#### [Work to complete]
Copy out each line exactly; pictures stay out of the copy.
*** Data lines ***
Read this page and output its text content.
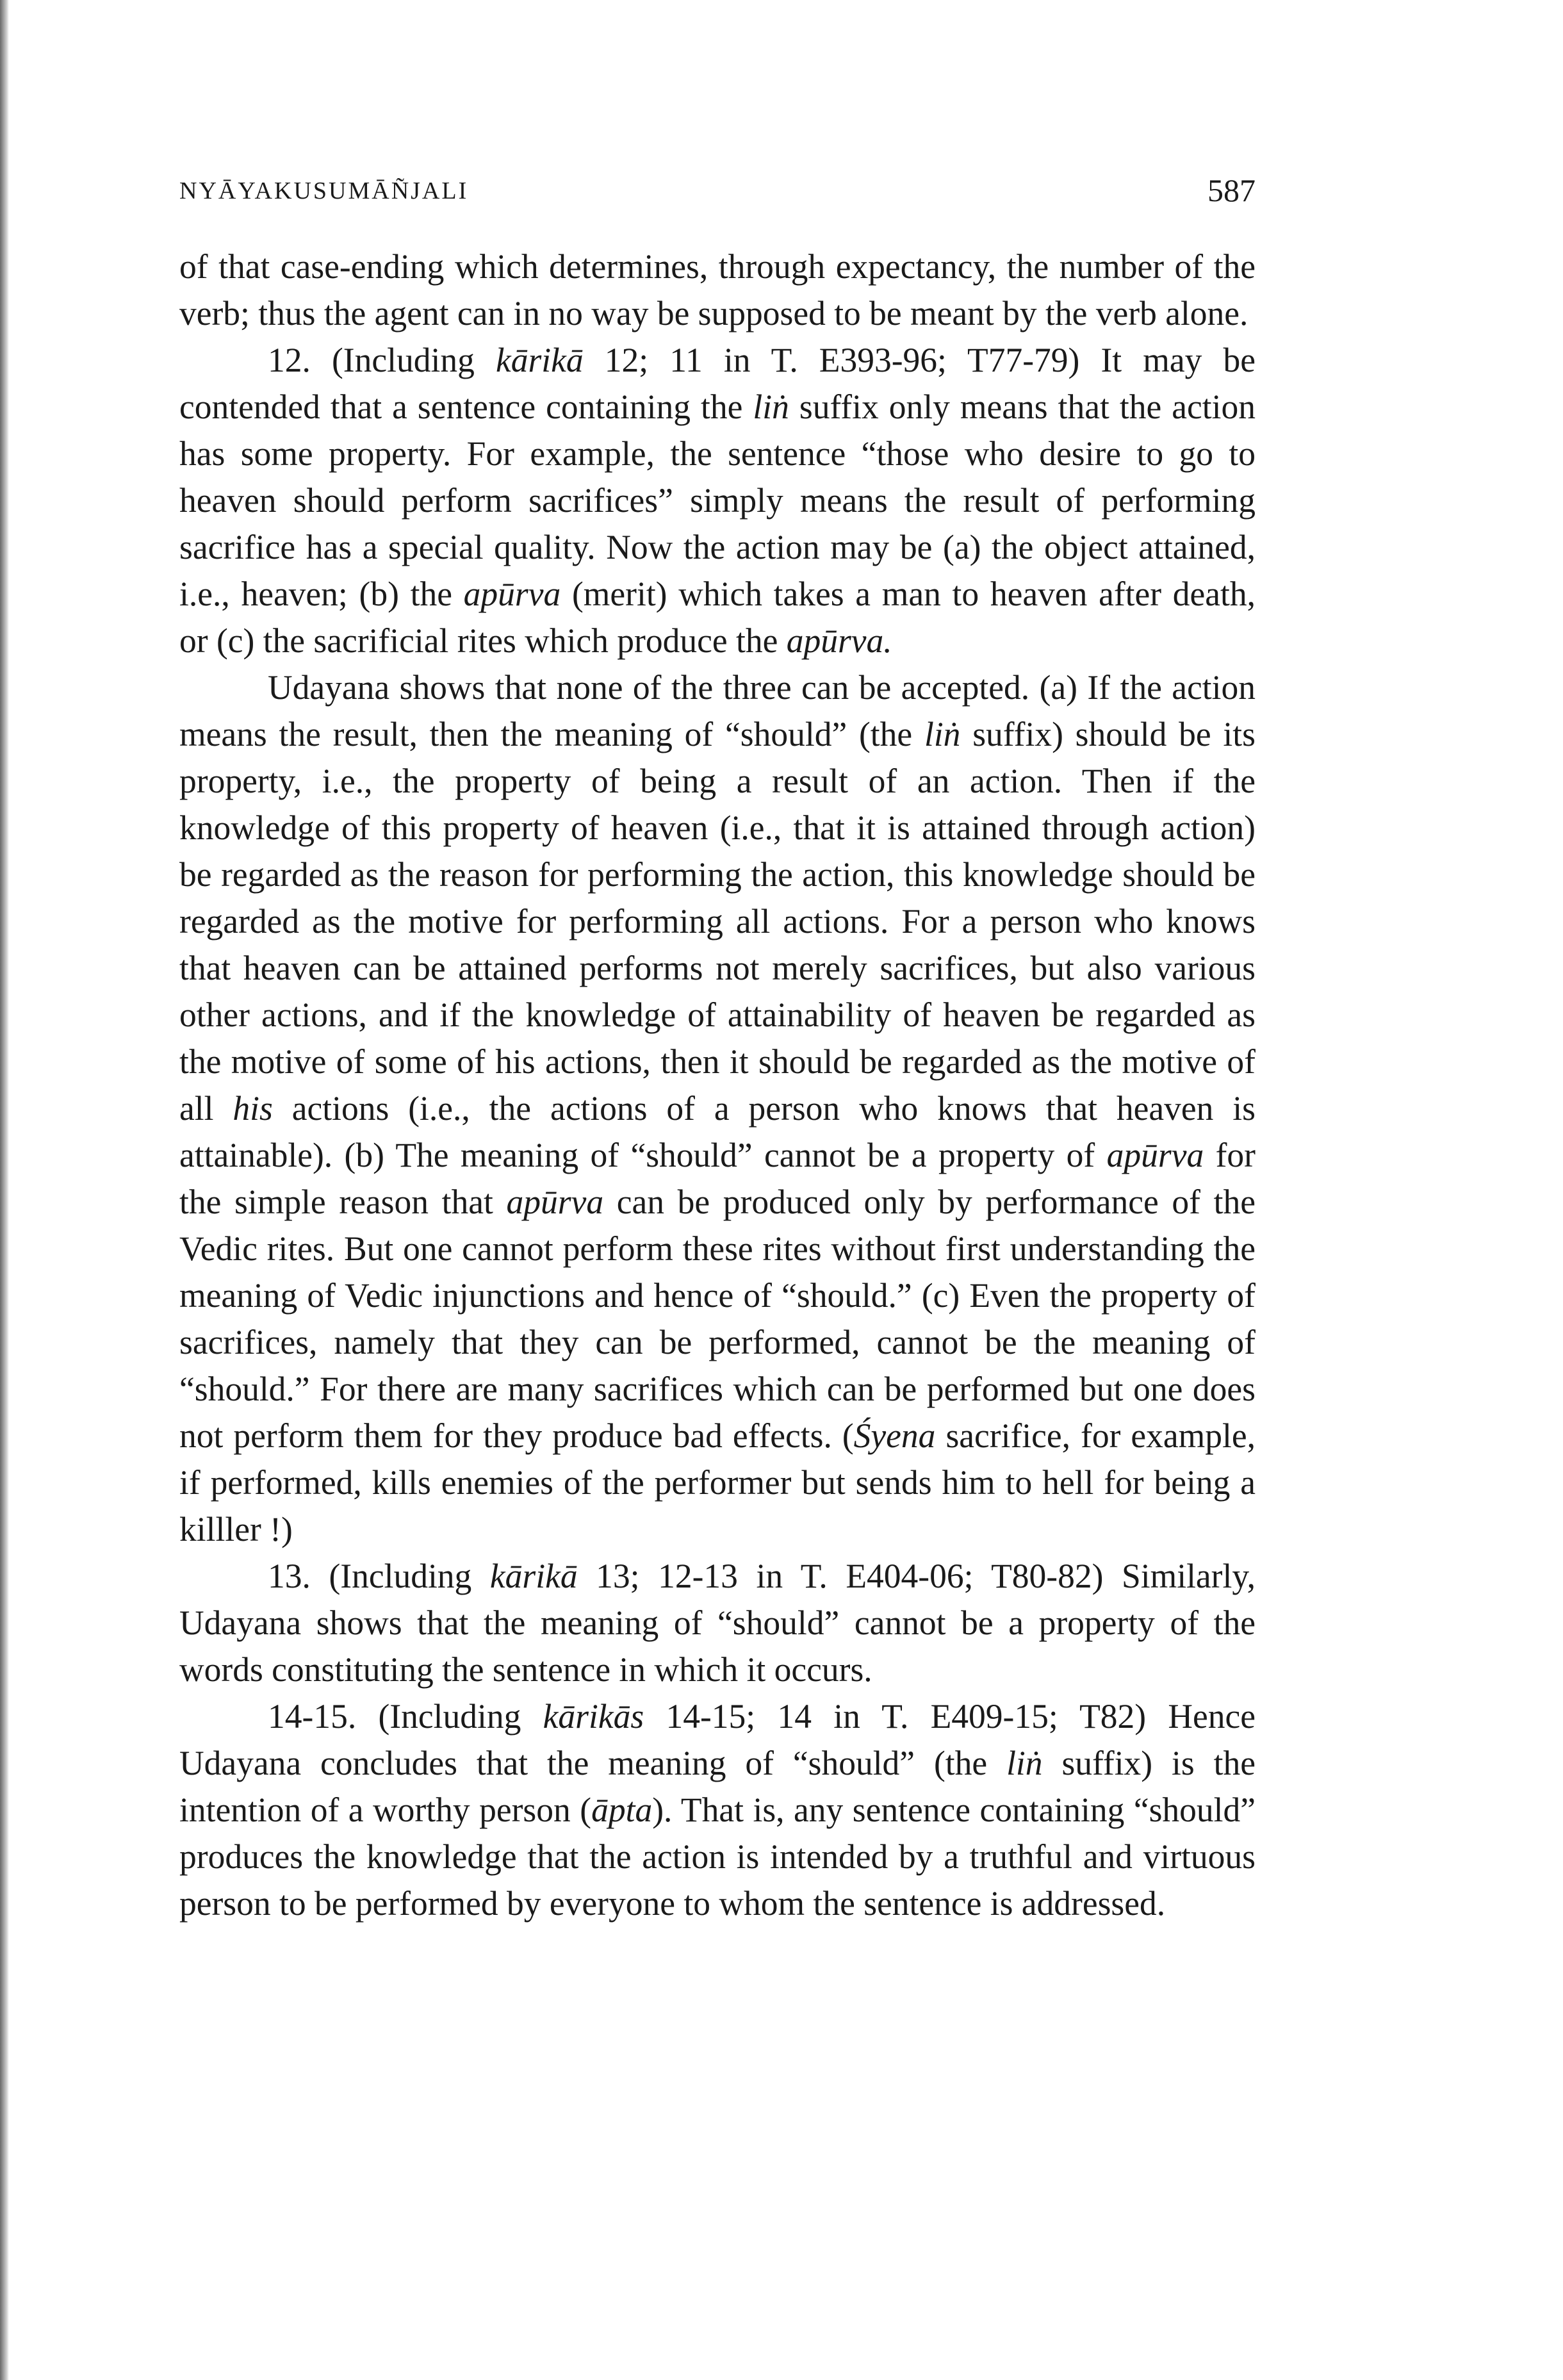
NYĀYAKUSUMĀÑJALI	587

of that case-ending which determines, through expectancy, the number of the verb; thus the agent can in no way be supposed to be meant by the verb alone.

12. (Including kārikā 12; 11 in T. E393-96; T77-79) It may be contended that a sentence containing the liṅ suffix only means that the action has some property. For example, the sentence “those who desire to go to heaven should perform sacrifices” simply means the result of performing sacrifice has a special quality. Now the action may be (a) the object attained, i.e., heaven; (b) the apūrva (merit) which takes a man to heaven after death, or (c) the sacrificial rites which produce the apūrva.

Udayana shows that none of the three can be accepted. (a) If the action means the result, then the meaning of “should” (the liṅ suffix) should be its property, i.e., the property of being a result of an action. Then if the knowledge of this property of heaven (i.e., that it is attained through action) be regarded as the reason for performing the action, this knowledge should be regarded as the motive for performing all actions. For a person who knows that heaven can be attained performs not merely sacrifices, but also various other actions, and if the knowledge of attainability of heaven be regarded as the motive of some of his actions, then it should be regarded as the motive of all his actions (i.e., the actions of a person who knows that heaven is attainable). (b) The meaning of “should” cannot be a property of apūrva for the simple reason that apūrva can be produced only by performance of the Vedic rites. But one cannot perform these rites without first understanding the meaning of Vedic injunctions and hence of “should.” (c) Even the property of sacrifices, namely that they can be performed, cannot be the meaning of “should.” For there are many sacrifices which can be performed but one does not perform them for they produce bad effects. (Śyena sacrifice, for example, if performed, kills enemies of the performer but sends him to hell for being a killler !)

13. (Including kārikā 13; 12-13 in T. E404-06; T80-82) Similarly, Udayana shows that the meaning of “should” cannot be a property of the words constituting the sentence in which it occurs.

14-15. (Including kārikās 14-15; 14 in T. E409-15; T82) Hence Udayana concludes that the meaning of “should” (the liṅ suffix) is the intention of a worthy person (āpta). That is, any sentence containing “should” produces the knowledge that the action is intended by a truthful and virtuous person to be performed by everyone to whom the sentence is addressed.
***
#### [Completed exercise]
Read this page and output its text content.
NYĀYAKUSUMĀÑJALI	587

of that case-ending which determines, through expectancy, the number of the verb; thus the agent can in no way be supposed to be meant by the verb alone.

12. (Including kārikā 12; 11 in T. E393-96; T77-79) It may be contended that a sentence containing the liṅ suffix only means that the action has some property. For example, the sentence “those who desire to go to heaven should perform sacrifices” simply means the result of performing sacrifice has a special quality. Now the action may be (a) the object attained, i.e., heaven; (b) the apūrva (merit) which takes a man to heaven after death, or (c) the sacrificial rites which produce the apūrva.

Udayana shows that none of the three can be accepted. (a) If the action means the result, then the meaning of “should” (the liṅ suffix) should be its property, i.e., the property of being a result of an action. Then if the knowledge of this property of heaven (i.e., that it is attained through action) be regarded as the reason for performing the action, this knowledge should be regarded as the motive for performing all actions. For a person who knows that heaven can be attained performs not merely sacrifices, but also various other actions, and if the knowledge of attainability of heaven be regarded as the motive of some of his actions, then it should be regarded as the motive of all his actions (i.e., the actions of a person who knows that heaven is attainable). (b) The meaning of “should” cannot be a property of apūrva for the simple reason that apūrva can be produced only by performance of the Vedic rites. But one cannot perform these rites without first understanding the meaning of Vedic injunctions and hence of “should.” (c) Even the property of sacrifices, namely that they can be performed, cannot be the meaning of “should.” For there are many sacrifices which can be performed but one does not perform them for they produce bad effects. (Śyena sacrifice, for example, if performed, kills enemies of the performer but sends him to hell for being a killler !)

13. (Including kārikā 13; 12-13 in T. E404-06; T80-82) Similarly, Udayana shows that the meaning of “should” cannot be a property of the words constituting the sentence in which it occurs.

14-15. (Including kārikās 14-15; 14 in T. E409-15; T82) Hence Udayana concludes that the meaning of “should” (the liṅ suffix) is the intention of a worthy person (āpta). That is, any sentence containing “should” produces the knowledge that the action is intended by a truthful and virtuous person to be performed by everyone to whom the sentence is addressed.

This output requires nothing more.